[Items from a dataset]
_ _ _ _ _ _ _

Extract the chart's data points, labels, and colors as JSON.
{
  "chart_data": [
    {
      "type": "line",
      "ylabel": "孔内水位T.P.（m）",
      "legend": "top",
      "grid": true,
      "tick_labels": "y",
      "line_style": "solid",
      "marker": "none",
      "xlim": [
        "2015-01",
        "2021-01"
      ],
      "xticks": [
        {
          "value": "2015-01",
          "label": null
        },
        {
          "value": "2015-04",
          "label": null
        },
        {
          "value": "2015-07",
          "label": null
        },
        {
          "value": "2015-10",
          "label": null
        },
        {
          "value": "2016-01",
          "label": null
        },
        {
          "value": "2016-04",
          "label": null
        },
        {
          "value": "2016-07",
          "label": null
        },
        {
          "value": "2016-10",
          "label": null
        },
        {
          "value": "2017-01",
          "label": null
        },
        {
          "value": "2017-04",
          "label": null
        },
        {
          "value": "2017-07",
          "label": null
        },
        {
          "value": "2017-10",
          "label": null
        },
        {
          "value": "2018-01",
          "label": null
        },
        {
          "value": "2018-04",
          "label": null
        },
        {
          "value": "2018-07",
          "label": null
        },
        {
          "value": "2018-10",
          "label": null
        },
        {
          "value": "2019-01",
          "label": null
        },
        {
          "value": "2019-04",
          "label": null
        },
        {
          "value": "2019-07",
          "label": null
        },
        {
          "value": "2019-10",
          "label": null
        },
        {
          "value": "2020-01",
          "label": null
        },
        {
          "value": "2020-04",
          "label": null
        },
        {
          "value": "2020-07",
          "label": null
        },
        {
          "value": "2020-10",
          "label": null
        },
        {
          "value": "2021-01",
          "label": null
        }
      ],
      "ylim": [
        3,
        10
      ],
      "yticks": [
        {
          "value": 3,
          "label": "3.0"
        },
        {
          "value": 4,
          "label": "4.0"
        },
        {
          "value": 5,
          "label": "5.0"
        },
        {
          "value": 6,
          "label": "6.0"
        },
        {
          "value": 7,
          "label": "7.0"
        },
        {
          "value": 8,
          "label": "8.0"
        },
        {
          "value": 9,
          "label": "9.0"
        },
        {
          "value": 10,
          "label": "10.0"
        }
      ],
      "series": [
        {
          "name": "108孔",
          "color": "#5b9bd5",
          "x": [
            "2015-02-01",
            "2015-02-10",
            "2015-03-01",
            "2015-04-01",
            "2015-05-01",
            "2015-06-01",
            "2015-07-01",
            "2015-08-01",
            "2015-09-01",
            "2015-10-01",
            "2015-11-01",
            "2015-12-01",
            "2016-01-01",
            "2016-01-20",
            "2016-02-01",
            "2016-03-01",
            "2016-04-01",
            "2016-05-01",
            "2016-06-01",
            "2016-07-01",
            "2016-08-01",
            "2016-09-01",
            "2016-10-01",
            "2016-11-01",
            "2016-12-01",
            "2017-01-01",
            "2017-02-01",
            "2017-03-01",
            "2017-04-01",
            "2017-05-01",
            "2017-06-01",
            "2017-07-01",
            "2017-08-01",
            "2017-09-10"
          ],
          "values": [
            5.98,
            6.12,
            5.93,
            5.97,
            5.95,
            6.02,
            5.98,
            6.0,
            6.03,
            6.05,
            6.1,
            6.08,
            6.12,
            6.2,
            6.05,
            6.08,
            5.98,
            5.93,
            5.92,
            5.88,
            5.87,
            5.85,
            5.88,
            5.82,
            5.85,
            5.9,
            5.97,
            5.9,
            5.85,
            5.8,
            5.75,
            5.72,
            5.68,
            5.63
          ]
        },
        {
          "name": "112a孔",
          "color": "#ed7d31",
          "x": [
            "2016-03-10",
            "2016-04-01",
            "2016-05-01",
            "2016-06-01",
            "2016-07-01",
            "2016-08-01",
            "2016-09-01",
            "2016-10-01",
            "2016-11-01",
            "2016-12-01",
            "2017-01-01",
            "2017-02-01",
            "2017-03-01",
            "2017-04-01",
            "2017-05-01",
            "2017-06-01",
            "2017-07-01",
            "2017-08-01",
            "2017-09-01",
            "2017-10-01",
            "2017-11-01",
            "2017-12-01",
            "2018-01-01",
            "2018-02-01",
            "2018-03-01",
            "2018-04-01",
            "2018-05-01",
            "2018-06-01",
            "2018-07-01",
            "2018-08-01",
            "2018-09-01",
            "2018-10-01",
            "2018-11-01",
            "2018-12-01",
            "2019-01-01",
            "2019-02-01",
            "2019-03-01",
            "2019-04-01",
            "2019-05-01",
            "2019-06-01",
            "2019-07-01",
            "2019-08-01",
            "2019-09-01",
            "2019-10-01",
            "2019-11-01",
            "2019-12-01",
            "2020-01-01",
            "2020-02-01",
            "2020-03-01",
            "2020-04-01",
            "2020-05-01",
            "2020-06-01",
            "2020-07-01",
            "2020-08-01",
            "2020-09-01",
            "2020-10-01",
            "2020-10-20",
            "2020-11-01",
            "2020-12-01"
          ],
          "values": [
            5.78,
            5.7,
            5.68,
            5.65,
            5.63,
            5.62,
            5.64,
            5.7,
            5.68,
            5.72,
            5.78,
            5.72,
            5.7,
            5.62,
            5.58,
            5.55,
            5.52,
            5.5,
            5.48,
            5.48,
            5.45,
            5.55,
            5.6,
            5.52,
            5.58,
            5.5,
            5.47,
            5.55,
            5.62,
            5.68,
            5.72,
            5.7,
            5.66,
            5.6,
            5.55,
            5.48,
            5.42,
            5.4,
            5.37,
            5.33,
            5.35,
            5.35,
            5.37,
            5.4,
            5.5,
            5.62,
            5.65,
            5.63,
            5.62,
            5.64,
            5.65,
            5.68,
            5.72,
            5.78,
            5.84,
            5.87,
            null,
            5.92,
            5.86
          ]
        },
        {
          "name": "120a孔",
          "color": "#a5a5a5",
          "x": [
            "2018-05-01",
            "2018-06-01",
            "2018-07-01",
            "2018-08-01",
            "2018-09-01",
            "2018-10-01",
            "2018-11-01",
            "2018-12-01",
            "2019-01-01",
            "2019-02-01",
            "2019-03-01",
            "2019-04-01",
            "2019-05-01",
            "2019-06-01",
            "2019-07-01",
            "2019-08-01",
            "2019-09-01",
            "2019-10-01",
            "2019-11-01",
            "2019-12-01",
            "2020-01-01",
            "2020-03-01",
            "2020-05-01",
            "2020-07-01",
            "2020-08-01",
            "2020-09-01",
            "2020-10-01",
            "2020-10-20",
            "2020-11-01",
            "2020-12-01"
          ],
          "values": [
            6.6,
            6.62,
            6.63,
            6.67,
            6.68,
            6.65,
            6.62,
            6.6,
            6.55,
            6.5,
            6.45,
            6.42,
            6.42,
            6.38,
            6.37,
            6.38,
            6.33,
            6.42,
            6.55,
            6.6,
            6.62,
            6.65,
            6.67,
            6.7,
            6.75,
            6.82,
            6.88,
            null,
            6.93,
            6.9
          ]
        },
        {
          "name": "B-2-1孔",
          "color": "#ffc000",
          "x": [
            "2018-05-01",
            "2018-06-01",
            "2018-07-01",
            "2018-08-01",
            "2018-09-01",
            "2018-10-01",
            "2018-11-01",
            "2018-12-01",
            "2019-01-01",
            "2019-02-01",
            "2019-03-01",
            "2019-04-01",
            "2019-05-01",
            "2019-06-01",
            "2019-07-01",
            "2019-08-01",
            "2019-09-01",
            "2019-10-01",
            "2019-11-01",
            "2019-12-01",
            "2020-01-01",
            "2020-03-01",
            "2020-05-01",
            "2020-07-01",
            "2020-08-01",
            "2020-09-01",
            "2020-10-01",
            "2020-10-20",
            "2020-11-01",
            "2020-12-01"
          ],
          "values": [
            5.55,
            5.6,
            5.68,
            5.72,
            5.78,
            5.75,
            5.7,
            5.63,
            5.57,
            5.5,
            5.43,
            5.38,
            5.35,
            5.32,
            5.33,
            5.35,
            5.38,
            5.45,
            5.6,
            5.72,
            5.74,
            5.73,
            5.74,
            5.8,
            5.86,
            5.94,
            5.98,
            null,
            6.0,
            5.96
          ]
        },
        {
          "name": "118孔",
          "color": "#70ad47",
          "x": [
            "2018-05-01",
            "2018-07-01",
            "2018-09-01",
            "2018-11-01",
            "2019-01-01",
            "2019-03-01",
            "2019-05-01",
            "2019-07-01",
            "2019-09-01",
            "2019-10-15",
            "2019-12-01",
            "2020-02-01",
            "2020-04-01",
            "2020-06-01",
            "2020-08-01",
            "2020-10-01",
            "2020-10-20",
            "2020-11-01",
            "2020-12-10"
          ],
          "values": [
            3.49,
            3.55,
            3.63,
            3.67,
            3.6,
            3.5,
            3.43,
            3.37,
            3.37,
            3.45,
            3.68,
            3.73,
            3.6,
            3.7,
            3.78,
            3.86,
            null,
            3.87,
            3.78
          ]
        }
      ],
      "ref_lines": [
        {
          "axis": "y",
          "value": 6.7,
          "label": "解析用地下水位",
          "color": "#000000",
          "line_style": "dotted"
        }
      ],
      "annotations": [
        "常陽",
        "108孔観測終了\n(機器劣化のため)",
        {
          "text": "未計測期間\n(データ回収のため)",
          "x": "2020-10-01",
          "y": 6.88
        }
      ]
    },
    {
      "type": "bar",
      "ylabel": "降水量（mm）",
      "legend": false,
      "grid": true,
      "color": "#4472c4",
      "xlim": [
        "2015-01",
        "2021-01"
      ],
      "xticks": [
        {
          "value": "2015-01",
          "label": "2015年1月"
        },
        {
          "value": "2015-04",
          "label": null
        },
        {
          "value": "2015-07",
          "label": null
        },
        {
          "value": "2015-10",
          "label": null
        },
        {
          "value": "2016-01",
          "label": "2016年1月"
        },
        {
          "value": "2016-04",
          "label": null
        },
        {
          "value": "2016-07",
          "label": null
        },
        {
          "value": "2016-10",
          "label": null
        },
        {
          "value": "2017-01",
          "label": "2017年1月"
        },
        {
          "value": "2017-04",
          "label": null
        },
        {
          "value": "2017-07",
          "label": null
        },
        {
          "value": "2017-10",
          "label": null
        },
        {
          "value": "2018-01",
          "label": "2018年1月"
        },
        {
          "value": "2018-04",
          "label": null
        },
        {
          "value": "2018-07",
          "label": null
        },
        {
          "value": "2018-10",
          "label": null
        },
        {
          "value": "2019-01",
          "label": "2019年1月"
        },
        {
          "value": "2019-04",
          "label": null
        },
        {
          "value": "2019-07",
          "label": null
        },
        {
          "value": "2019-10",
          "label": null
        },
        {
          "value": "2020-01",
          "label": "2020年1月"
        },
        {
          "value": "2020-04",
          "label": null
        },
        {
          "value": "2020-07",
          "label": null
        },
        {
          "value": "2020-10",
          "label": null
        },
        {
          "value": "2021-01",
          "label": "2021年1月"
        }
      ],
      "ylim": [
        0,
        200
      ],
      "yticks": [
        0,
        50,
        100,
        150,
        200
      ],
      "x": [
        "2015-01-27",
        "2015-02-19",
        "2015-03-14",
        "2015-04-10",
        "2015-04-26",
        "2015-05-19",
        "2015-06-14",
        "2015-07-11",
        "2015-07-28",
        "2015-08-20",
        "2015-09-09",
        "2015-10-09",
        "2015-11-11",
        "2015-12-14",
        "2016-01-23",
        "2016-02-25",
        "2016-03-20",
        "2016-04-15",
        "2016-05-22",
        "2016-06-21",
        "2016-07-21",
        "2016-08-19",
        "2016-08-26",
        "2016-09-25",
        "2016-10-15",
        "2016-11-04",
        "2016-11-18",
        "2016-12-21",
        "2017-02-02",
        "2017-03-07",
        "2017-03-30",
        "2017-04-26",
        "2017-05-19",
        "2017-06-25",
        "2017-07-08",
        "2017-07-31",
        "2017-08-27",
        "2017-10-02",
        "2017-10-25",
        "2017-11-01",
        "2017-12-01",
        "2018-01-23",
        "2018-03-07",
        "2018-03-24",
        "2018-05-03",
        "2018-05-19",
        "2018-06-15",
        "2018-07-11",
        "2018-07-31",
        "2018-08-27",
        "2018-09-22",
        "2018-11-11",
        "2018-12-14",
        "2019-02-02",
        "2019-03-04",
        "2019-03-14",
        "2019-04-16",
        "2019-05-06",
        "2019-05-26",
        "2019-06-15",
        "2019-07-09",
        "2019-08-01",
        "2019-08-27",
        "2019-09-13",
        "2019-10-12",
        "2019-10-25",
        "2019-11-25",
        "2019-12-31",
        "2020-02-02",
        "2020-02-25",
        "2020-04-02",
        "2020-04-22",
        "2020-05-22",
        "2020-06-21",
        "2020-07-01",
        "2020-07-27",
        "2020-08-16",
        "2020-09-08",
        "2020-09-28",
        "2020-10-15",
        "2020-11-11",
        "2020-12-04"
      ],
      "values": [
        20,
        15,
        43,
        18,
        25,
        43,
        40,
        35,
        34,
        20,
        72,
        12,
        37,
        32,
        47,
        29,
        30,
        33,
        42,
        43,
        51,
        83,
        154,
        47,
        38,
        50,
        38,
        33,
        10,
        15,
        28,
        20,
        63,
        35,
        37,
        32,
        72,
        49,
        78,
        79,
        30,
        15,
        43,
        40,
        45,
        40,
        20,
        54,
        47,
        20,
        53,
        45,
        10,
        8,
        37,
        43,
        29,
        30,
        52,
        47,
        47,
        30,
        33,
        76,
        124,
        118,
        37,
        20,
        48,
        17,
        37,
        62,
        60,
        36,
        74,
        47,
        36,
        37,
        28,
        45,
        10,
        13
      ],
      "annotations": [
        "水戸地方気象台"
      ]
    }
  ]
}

_ _ _ _ _ _ _

TASK:
List all lines in the material containing the string "name".

RESULT BELOW:
          "name": "108孔",
          "name": "112a孔",
          "name": "120a孔",
          "name": "B-2-1孔",
          "name": "118孔",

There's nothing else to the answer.